*Stored data:*

** start **

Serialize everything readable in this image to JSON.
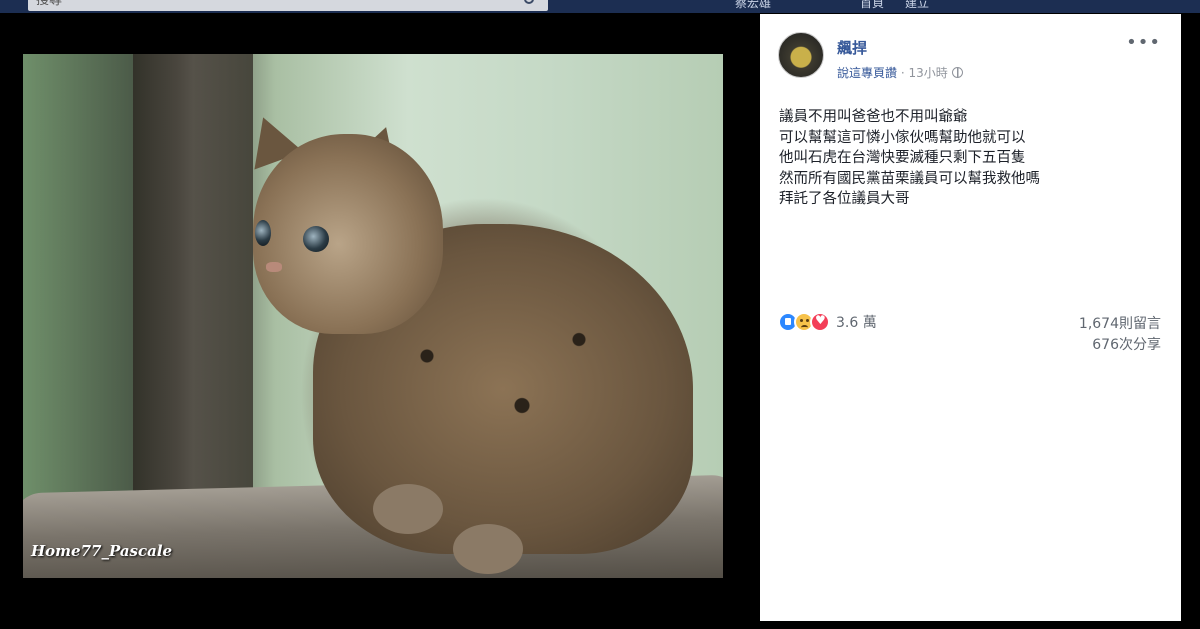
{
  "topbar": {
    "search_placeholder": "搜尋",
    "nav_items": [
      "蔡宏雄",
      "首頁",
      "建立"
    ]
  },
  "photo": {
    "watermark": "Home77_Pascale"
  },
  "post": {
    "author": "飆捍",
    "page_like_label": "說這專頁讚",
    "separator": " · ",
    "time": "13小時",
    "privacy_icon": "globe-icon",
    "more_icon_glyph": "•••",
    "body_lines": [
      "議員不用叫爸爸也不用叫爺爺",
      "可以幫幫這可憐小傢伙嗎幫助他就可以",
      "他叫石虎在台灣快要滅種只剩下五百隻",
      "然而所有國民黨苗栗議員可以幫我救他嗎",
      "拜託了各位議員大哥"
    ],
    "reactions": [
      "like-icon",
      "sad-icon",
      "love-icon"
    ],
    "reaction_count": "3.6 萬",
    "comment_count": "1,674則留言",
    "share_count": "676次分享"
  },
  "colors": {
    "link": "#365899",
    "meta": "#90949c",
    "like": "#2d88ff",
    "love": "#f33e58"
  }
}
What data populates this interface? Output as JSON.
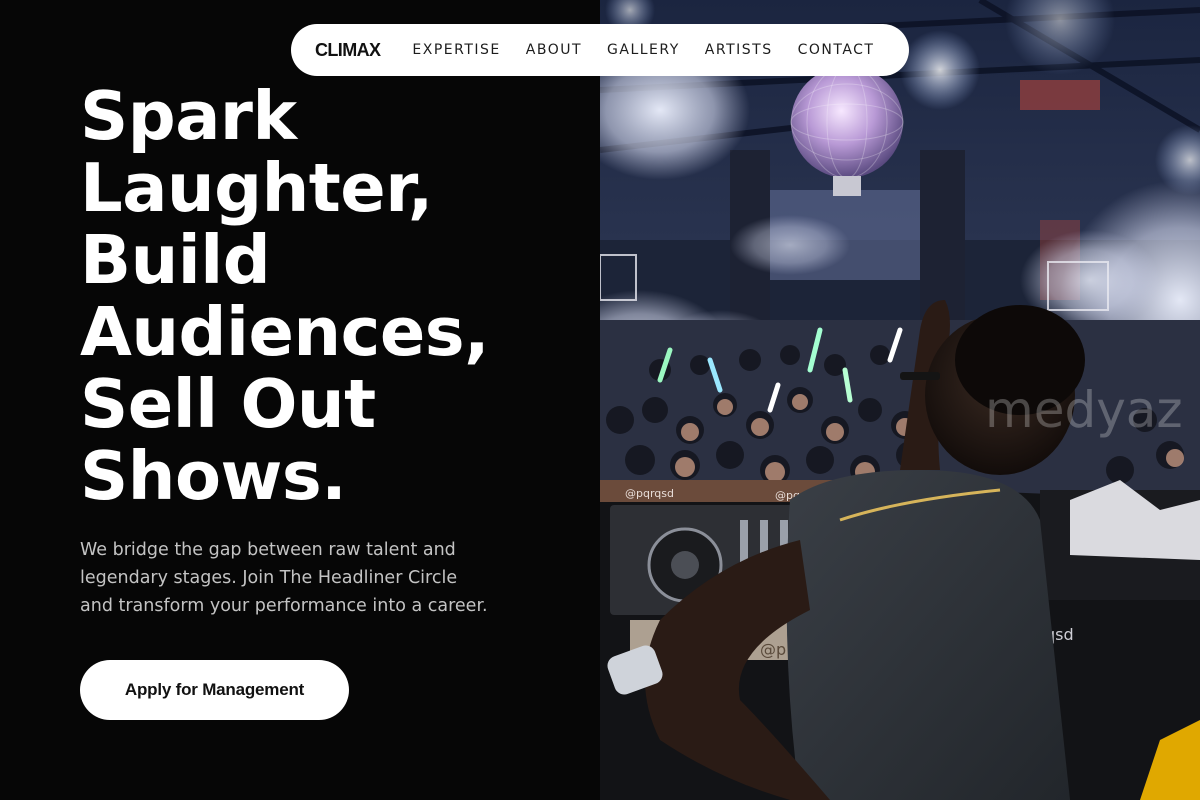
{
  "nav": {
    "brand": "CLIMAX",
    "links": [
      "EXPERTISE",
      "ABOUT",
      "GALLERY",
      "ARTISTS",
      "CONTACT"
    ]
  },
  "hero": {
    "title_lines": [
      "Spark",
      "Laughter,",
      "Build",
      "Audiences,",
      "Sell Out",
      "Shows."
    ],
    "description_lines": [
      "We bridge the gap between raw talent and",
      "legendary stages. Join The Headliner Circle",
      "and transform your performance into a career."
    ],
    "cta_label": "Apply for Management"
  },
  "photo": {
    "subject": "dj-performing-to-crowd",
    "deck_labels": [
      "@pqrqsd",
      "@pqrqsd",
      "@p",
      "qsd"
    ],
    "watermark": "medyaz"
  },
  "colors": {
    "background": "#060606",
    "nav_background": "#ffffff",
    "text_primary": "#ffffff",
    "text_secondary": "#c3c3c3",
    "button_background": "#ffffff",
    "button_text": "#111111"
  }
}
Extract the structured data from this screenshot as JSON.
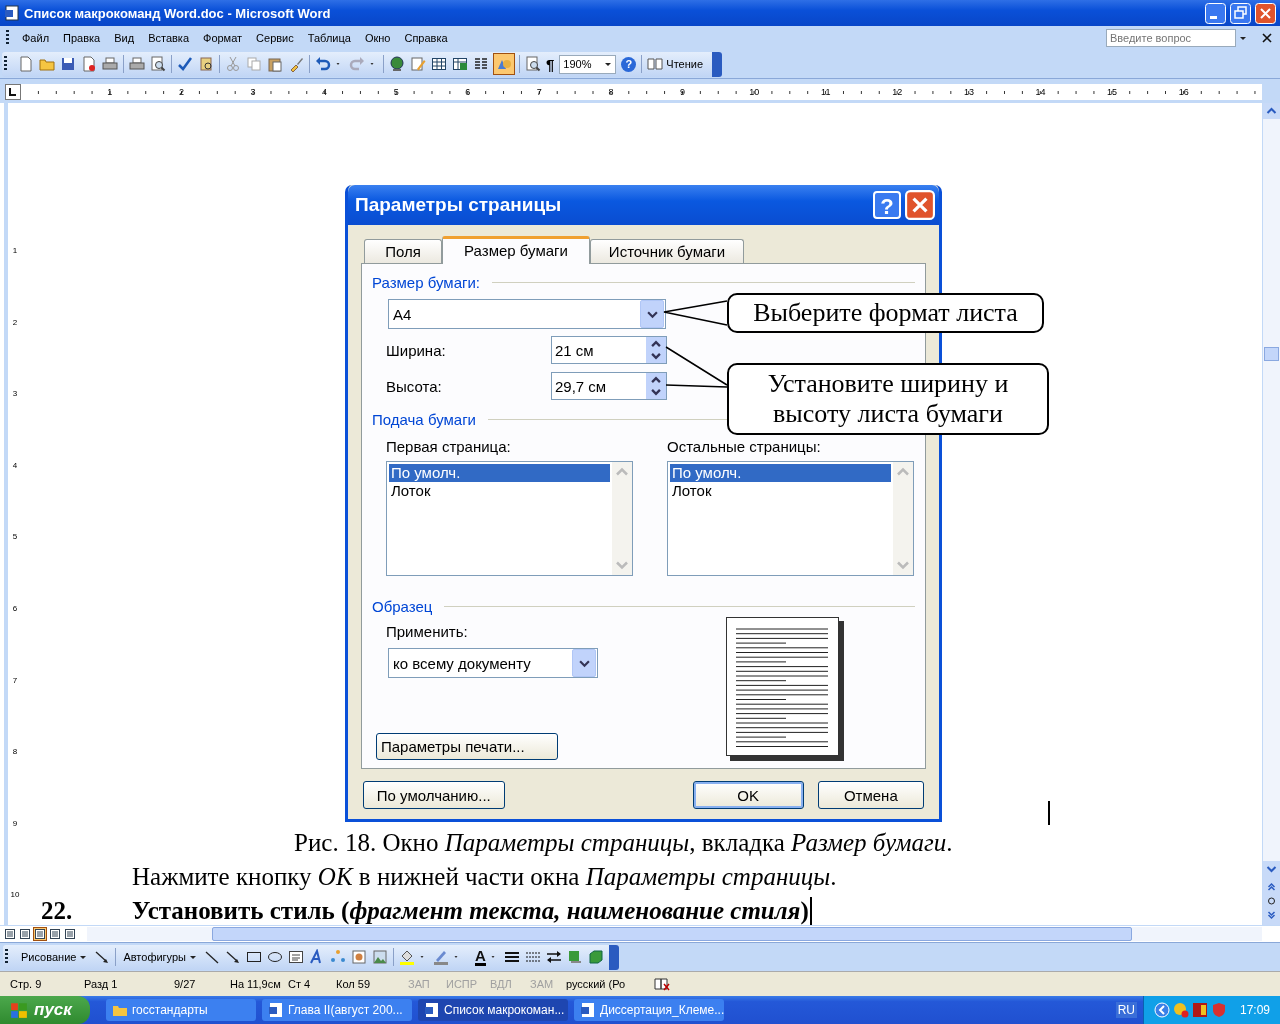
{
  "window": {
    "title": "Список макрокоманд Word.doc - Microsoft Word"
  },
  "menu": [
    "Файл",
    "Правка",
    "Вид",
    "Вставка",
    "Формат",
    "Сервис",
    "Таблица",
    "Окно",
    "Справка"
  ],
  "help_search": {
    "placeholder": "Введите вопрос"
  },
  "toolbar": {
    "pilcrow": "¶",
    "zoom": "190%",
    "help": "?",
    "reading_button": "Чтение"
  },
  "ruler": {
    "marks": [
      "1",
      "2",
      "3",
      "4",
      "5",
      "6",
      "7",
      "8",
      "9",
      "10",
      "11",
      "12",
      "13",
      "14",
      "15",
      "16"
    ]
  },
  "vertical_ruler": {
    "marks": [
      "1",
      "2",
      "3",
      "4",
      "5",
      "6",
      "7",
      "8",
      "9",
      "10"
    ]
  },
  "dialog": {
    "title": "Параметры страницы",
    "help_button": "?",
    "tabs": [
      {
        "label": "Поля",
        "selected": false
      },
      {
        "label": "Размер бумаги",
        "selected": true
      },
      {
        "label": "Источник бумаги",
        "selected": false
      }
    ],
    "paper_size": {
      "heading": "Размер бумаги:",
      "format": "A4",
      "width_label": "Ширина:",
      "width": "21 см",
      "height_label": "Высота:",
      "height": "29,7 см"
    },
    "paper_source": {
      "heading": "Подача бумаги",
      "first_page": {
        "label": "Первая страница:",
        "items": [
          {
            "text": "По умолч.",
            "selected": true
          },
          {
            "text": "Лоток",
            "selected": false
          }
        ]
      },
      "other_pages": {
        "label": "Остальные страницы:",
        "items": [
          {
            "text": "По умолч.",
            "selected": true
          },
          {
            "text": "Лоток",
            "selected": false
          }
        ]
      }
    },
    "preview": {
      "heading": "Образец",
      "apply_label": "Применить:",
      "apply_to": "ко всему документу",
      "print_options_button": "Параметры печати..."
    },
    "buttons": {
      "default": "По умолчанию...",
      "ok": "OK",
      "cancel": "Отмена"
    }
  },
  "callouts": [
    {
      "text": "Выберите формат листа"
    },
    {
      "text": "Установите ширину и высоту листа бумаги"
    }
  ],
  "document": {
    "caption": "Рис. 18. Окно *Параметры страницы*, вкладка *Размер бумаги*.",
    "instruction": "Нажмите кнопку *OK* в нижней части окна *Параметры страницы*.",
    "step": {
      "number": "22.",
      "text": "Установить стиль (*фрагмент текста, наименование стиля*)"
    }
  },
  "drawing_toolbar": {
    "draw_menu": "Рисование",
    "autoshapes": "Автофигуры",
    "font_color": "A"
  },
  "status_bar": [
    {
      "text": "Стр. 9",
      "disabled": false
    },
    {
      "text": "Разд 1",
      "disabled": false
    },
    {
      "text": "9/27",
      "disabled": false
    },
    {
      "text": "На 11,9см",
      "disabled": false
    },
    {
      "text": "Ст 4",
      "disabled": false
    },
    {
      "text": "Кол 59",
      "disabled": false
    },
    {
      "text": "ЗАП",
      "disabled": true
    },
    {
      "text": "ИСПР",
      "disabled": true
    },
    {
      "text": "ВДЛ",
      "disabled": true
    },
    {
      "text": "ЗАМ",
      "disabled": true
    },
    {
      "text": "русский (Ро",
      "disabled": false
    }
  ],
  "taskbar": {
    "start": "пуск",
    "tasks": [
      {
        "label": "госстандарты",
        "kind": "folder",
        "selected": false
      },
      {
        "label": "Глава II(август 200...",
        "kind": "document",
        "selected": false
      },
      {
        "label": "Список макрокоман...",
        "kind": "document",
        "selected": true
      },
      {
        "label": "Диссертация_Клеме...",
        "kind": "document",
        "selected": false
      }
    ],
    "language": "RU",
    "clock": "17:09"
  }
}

** end **

*REQUIREMENTS:* Copy each line of the listing in which the word "ffffff" can be found.

*EXPECTED OUTPUT:*
    "nav_background": "#ffffff",
    "text_primary": "#ffffff",
    "button_background": "#ffffff",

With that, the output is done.